[Records contained in a dataset]
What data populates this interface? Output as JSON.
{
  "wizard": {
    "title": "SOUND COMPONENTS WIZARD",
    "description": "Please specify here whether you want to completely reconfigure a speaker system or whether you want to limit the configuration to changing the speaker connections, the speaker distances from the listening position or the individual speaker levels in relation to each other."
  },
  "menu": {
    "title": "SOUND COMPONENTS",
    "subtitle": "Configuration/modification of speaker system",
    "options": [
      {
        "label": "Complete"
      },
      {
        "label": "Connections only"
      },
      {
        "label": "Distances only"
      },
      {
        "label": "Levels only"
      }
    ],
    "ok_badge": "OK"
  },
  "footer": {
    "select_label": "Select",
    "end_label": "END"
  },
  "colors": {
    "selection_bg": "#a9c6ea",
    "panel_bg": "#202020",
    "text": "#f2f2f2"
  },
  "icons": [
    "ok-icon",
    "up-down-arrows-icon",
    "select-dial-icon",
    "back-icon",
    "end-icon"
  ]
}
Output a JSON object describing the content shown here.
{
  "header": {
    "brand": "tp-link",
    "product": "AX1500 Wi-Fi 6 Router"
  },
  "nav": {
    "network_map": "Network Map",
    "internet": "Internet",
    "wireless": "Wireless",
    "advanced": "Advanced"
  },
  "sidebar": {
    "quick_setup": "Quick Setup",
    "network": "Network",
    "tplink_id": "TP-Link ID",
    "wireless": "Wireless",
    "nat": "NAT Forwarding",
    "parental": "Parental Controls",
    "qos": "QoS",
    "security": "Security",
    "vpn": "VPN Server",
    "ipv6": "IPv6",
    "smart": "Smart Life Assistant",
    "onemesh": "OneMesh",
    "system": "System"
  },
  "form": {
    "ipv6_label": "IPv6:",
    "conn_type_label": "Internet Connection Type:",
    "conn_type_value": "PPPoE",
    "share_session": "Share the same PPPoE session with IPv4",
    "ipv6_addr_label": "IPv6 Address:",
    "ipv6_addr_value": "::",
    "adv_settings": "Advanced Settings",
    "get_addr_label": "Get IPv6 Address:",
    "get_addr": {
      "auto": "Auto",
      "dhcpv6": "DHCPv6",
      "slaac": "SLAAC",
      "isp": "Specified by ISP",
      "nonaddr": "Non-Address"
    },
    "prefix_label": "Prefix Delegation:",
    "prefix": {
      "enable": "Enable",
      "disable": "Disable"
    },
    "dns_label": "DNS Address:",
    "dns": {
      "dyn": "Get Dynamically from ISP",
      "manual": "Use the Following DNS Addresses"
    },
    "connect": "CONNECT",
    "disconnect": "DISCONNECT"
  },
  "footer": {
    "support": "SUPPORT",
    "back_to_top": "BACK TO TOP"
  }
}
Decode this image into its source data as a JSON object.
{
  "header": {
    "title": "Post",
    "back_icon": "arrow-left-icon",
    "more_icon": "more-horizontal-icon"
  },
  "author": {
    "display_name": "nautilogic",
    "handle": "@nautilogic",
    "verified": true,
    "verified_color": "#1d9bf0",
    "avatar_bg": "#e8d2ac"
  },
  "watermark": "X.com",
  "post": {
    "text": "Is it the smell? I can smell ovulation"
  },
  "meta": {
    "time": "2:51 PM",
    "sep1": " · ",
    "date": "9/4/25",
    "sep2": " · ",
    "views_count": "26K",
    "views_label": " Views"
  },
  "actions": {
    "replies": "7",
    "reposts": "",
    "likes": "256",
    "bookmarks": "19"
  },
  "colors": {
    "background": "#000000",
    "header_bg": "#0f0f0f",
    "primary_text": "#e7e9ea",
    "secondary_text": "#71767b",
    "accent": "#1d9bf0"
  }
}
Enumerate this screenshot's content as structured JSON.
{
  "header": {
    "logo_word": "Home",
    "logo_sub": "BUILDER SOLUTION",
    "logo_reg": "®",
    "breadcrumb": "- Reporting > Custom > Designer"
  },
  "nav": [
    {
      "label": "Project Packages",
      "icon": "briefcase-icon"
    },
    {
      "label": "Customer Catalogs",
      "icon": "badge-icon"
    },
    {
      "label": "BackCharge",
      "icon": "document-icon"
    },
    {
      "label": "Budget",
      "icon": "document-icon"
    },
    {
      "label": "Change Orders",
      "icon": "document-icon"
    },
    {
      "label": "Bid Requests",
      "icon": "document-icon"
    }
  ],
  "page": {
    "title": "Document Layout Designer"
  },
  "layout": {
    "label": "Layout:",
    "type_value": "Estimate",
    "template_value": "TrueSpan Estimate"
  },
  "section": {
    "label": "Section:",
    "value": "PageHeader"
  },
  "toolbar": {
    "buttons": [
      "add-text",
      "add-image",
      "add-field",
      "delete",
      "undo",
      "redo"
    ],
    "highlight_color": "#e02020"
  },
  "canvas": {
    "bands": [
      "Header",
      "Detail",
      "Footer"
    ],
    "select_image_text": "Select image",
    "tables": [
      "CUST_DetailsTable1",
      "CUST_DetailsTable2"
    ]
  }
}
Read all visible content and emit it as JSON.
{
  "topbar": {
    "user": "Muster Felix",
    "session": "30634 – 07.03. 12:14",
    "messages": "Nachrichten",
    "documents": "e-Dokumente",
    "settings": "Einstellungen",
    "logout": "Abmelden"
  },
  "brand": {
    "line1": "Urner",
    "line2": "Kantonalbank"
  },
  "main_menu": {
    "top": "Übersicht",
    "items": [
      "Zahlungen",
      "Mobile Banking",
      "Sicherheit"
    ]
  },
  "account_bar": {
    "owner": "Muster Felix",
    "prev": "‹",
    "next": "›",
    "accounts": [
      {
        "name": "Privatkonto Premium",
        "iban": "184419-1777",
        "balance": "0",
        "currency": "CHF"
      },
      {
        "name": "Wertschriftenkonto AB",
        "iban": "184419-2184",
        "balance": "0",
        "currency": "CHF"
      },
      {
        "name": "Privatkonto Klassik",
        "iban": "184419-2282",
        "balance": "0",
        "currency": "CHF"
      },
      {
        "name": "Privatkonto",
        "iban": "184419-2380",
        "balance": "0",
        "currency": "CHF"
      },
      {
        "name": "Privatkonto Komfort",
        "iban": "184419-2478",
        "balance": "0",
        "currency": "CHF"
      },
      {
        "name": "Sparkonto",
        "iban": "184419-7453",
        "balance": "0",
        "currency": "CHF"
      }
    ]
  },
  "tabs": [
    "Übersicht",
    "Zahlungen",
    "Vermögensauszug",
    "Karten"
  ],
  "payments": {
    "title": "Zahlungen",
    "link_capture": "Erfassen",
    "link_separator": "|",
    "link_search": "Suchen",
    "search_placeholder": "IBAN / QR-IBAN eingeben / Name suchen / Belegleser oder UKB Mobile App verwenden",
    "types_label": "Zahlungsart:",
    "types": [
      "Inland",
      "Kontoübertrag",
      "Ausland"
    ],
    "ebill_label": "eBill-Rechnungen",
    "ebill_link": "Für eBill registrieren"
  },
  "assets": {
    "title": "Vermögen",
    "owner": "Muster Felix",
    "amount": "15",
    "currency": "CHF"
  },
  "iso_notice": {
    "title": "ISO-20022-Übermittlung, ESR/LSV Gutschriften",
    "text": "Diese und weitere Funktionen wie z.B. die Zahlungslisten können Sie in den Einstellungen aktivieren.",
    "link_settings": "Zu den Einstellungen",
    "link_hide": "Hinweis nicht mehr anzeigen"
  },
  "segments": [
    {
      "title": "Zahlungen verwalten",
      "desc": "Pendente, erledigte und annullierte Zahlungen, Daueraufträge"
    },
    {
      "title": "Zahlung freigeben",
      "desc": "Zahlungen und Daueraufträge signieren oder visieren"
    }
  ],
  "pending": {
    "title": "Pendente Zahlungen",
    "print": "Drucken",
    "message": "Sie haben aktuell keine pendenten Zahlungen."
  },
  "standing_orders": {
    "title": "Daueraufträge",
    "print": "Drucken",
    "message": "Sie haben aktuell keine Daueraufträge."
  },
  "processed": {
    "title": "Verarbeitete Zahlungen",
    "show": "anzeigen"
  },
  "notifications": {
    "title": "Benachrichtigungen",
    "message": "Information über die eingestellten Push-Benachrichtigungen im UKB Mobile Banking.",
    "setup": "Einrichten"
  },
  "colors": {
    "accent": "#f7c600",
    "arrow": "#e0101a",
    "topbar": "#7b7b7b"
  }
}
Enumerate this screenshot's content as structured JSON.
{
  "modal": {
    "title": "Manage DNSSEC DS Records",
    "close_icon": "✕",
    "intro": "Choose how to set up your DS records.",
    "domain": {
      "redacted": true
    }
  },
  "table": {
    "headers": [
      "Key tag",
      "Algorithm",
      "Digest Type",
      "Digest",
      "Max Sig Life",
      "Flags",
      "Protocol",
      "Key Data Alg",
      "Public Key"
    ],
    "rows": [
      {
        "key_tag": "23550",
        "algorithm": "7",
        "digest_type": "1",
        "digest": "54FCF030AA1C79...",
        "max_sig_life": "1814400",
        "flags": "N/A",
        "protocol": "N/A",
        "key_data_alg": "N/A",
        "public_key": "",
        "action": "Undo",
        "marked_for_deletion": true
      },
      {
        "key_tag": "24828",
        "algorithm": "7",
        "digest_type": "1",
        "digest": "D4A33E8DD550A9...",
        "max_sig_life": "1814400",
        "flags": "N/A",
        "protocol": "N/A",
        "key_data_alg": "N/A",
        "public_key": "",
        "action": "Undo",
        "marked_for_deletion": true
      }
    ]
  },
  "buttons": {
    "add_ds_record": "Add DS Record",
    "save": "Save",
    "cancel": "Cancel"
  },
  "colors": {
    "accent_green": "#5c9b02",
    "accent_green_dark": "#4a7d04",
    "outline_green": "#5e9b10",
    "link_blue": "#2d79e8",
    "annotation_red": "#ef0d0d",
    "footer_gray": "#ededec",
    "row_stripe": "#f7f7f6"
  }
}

## WORK INSTRUCTIONS
Report how many lines of the entries hold the word "here". Nothing else is needed.

## OUTPUT BELOW
2